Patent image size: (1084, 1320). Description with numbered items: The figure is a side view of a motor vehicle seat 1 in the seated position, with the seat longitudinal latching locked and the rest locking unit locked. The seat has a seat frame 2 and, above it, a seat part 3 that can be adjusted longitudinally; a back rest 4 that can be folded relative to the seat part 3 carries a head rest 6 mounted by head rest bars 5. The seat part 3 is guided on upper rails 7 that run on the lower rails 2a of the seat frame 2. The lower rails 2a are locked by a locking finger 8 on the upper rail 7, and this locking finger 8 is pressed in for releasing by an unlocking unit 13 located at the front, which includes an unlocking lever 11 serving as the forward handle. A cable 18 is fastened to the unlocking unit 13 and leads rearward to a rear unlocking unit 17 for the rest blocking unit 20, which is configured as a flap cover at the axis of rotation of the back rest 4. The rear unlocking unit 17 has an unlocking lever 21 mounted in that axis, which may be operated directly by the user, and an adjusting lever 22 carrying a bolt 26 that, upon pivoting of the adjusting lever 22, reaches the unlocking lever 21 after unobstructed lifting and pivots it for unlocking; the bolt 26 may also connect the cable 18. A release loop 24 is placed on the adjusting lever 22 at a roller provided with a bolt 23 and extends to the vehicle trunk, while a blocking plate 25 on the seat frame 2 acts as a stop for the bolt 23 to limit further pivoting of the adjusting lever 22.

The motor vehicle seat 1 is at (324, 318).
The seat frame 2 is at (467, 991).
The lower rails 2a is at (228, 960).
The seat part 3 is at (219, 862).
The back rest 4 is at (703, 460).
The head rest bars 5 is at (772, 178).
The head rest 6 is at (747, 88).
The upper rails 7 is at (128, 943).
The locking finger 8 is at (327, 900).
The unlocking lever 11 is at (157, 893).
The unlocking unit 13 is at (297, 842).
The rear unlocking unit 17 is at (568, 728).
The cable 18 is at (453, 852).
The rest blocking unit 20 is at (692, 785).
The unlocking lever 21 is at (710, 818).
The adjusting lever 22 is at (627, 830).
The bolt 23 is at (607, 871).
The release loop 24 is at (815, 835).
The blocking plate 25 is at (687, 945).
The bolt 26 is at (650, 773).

= = = = = = =

Copy the listing above word for word, keeping every line unchanged.

- **RESPONSE TO THE EXERCISE**:
Patent image size: (1084, 1320). Description with numbered items: The figure is a side view of a motor vehicle seat 1 in the seated position, with the seat longitudinal latching locked and the rest locking unit locked. The seat has a seat frame 2 and, above it, a seat part 3 that can be adjusted longitudinally; a back rest 4 that can be folded relative to the seat part 3 carries a head rest 6 mounted by head rest bars 5. The seat part 3 is guided on upper rails 7 that run on the lower rails 2a of the seat frame 2. The lower rails 2a are locked by a locking finger 8 on the upper rail 7, and this locking finger 8 is pressed in for releasing by an unlocking unit 13 located at the front, which includes an unlocking lever 11 serving as the forward handle. A cable 18 is fastened to the unlocking unit 13 and leads rearward to a rear unlocking unit 17 for the rest blocking unit 20, which is configured as a flap cover at the axis of rotation of the back rest 4. The rear unlocking unit 17 has an unlocking lever 21 mounted in that axis, which may be operated directly by the user, and an adjusting lever 22 carrying a bolt 26 that, upon pivoting of the adjusting lever 22, reaches the unlocking lever 21 after unobstructed lifting and pivots it for unlocking; the bolt 26 may also connect the cable 18. A release loop 24 is placed on the adjusting lever 22 at a roller provided with a bolt 23 and extends to the vehicle trunk, while a blocking plate 25 on the seat frame 2 acts as a stop for the bolt 23 to limit further pivoting of the adjusting lever 22.

The motor vehicle seat 1 is at (324, 318).
The seat frame 2 is at (467, 991).
The lower rails 2a is at (228, 960).
The seat part 3 is at (219, 862).
The back rest 4 is at (703, 460).
The head rest bars 5 is at (772, 178).
The head rest 6 is at (747, 88).
The upper rails 7 is at (128, 943).
The locking finger 8 is at (327, 900).
The unlocking lever 11 is at (157, 893).
The unlocking unit 13 is at (297, 842).
The rear unlocking unit 17 is at (568, 728).
The cable 18 is at (453, 852).
The rest blocking unit 20 is at (692, 785).
The unlocking lever 21 is at (710, 818).
The adjusting lever 22 is at (627, 830).
The bolt 23 is at (607, 871).
The release loop 24 is at (815, 835).
The blocking plate 25 is at (687, 945).
The bolt 26 is at (650, 773).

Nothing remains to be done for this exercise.